◆ Written problem:
Extract every line that contains the word "NATURALS".
# Information provided start
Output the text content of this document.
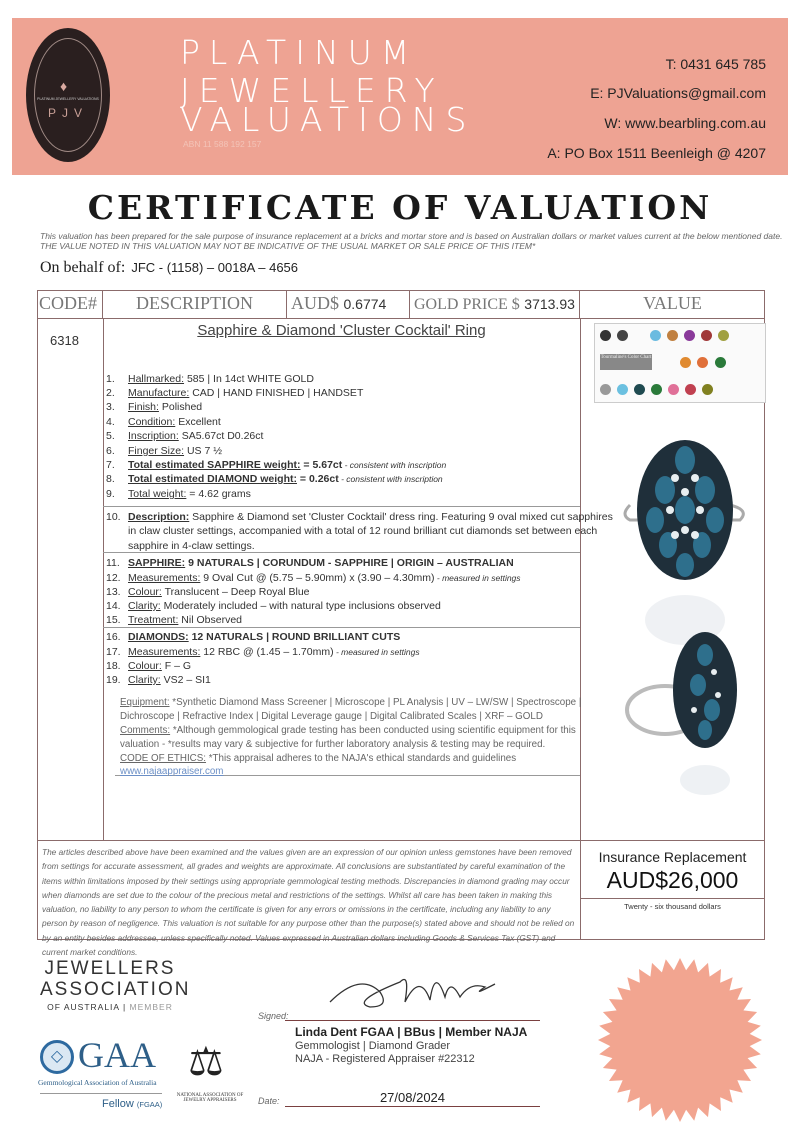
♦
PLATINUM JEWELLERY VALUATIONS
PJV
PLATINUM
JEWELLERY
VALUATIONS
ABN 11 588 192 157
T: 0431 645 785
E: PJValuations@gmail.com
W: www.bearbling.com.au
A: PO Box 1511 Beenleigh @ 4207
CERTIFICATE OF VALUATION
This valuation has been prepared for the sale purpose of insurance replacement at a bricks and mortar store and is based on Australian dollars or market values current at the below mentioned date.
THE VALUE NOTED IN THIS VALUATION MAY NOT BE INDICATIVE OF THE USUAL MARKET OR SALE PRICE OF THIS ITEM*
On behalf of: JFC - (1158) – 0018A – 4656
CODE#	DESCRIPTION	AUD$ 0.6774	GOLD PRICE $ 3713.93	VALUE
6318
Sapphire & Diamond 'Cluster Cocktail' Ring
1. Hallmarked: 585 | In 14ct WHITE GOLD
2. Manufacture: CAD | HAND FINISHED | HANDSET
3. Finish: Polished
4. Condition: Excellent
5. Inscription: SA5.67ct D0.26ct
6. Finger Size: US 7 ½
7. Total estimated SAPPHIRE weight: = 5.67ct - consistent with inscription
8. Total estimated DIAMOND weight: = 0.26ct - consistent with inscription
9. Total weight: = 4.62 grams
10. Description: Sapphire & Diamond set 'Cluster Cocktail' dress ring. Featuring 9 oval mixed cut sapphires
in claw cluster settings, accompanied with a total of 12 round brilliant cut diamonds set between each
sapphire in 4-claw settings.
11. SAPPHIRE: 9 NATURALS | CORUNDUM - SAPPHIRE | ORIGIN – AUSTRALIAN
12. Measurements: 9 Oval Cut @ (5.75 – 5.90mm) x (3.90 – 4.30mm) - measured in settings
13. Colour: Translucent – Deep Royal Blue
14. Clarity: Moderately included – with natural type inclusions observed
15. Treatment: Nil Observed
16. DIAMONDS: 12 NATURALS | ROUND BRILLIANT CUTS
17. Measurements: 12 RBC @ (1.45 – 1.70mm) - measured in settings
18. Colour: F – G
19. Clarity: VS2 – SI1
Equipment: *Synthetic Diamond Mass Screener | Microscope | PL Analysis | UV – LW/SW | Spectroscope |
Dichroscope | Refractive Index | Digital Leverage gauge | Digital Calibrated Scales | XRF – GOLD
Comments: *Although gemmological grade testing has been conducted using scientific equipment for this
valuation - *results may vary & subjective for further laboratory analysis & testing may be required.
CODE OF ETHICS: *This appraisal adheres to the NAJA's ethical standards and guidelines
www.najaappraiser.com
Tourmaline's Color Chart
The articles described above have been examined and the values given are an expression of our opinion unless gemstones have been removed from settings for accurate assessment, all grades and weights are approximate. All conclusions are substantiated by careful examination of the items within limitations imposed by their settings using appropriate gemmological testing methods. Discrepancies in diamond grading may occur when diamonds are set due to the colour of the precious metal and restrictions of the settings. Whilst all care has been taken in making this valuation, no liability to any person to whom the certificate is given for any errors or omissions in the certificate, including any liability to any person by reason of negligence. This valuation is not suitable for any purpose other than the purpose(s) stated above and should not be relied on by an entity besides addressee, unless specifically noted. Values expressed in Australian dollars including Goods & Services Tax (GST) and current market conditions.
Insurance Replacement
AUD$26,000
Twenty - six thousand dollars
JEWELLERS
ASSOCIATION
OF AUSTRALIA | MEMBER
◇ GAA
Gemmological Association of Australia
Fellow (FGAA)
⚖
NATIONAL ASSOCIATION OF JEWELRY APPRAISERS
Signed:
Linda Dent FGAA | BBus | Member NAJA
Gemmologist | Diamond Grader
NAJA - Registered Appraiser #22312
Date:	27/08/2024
# Information provided end
◆ Exercise response:
11. SAPPHIRE: 9 NATURALS | CORUNDUM - SAPPHIRE | ORIGIN – AUSTRALIAN
16. DIAMONDS: 12 NATURALS | ROUND BRILLIANT CUTS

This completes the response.